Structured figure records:
──────────────────────────────

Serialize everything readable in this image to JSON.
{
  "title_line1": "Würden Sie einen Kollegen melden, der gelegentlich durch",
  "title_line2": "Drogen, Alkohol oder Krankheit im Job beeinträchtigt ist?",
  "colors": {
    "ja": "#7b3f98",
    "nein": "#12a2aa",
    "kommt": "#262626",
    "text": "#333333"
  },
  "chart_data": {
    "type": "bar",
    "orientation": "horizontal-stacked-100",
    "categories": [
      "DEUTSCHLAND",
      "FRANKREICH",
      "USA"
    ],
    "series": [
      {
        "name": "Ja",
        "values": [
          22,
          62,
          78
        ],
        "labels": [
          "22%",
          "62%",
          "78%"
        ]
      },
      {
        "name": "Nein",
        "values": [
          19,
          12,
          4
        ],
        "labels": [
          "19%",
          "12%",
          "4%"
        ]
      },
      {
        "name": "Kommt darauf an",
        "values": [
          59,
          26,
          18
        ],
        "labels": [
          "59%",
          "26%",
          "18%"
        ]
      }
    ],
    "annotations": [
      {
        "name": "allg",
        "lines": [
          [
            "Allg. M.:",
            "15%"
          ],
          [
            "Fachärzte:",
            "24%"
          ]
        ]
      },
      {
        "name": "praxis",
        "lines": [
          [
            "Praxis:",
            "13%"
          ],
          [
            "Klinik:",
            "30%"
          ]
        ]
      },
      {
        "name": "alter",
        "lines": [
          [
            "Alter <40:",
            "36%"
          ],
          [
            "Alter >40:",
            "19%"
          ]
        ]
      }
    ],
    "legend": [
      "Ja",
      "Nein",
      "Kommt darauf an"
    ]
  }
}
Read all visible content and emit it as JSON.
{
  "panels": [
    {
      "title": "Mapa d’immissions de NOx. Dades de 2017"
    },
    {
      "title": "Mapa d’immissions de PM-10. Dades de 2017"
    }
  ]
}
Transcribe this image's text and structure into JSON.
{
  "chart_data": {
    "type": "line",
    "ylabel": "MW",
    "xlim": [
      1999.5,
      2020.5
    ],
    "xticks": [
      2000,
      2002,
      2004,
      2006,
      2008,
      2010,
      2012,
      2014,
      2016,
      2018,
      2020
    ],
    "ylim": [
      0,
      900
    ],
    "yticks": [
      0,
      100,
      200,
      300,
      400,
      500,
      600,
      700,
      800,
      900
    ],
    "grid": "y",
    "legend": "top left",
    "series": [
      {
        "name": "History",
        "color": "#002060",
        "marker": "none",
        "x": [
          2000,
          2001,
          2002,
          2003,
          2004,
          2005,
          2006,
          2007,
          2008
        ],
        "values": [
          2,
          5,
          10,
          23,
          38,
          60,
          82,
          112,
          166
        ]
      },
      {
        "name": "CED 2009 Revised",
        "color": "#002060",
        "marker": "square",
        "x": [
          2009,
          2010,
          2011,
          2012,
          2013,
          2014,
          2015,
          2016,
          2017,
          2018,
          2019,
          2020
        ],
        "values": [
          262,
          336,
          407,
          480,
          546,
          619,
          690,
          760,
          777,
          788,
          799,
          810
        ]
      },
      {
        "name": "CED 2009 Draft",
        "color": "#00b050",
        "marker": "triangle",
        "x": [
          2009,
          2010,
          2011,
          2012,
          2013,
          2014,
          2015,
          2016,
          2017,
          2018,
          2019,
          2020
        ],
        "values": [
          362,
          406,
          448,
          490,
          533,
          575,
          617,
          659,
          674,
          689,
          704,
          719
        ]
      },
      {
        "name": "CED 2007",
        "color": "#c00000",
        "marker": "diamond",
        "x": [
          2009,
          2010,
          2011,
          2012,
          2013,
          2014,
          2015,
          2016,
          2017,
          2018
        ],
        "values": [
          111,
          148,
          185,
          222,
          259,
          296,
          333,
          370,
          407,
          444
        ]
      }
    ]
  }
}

──────────────────────────────

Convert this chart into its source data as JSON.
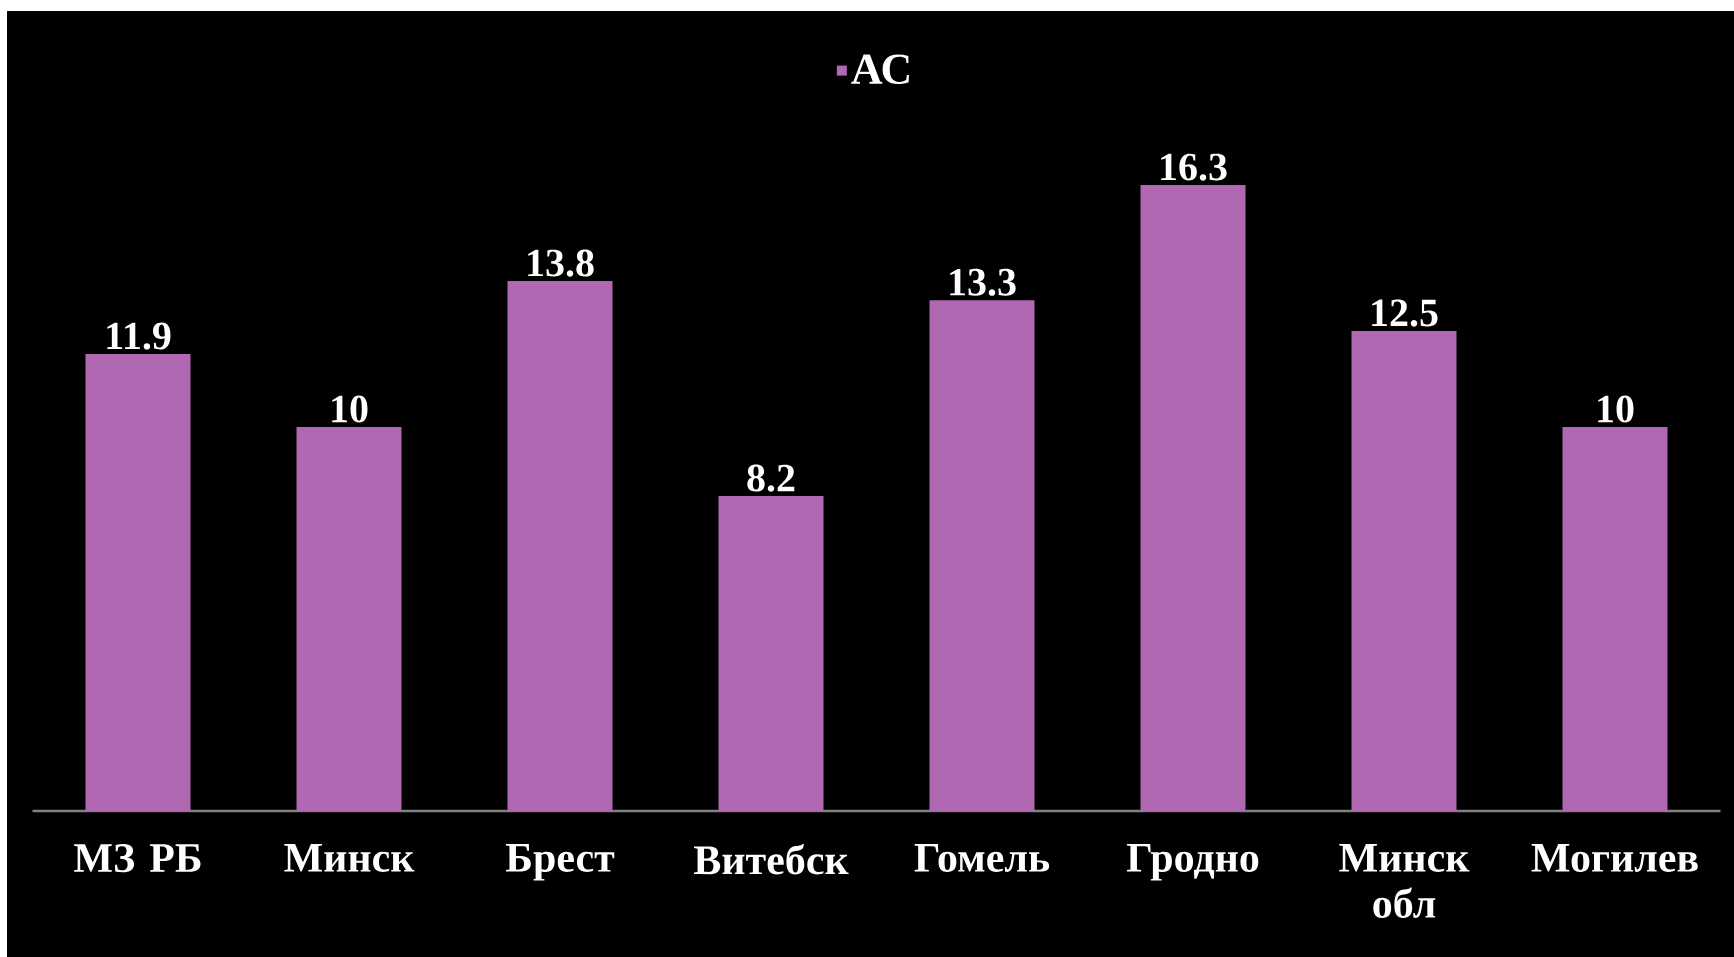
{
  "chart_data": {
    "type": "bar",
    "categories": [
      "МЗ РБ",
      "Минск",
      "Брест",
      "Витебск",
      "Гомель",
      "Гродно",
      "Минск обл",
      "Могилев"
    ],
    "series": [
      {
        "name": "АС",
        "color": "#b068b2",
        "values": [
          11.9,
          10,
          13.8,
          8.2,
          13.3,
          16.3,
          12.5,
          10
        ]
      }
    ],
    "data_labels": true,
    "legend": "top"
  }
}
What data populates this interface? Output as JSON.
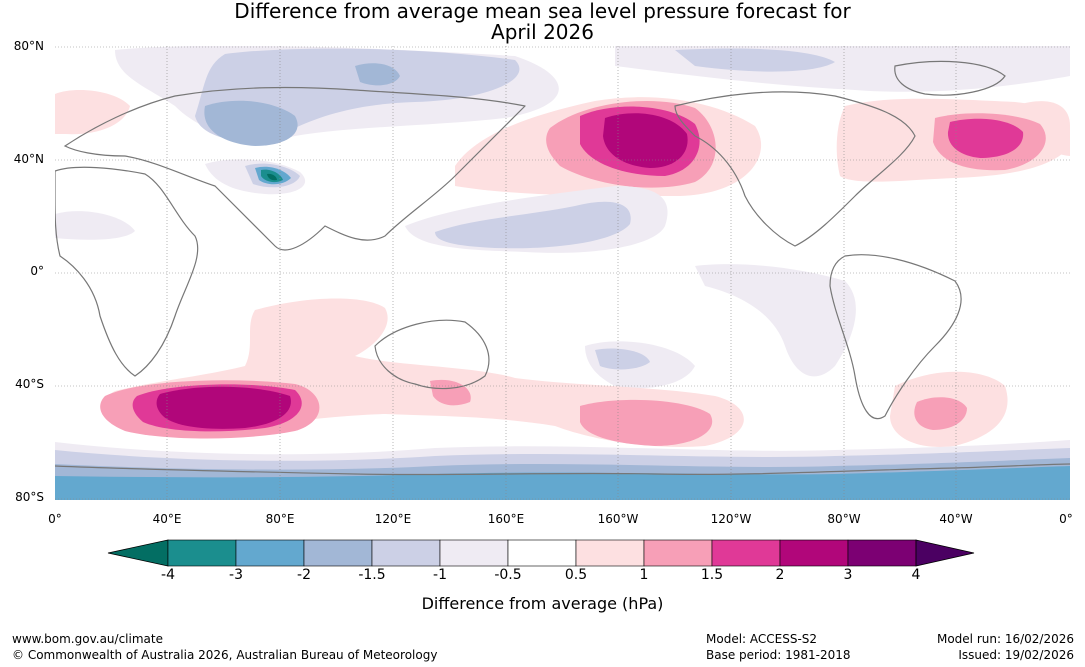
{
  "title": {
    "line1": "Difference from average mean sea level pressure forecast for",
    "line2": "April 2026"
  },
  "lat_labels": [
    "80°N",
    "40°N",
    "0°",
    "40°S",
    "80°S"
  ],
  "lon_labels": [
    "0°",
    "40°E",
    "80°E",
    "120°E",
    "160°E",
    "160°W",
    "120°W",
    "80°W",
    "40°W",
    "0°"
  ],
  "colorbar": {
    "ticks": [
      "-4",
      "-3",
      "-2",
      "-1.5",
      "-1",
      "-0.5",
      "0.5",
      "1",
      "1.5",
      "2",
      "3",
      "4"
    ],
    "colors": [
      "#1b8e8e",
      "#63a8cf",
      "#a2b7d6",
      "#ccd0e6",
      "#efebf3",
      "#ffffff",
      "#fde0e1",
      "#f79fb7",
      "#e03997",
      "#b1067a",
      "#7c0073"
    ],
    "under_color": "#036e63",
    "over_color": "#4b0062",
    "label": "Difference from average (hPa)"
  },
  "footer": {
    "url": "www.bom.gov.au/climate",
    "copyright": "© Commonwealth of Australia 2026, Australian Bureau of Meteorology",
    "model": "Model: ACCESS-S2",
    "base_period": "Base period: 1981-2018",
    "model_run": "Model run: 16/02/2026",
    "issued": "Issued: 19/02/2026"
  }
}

──────────────────────────────

:: To do ::
Return each line with "text".

:: Written solution ::
    "text": "#333333"
Transcribe this image's text and structure into JSON.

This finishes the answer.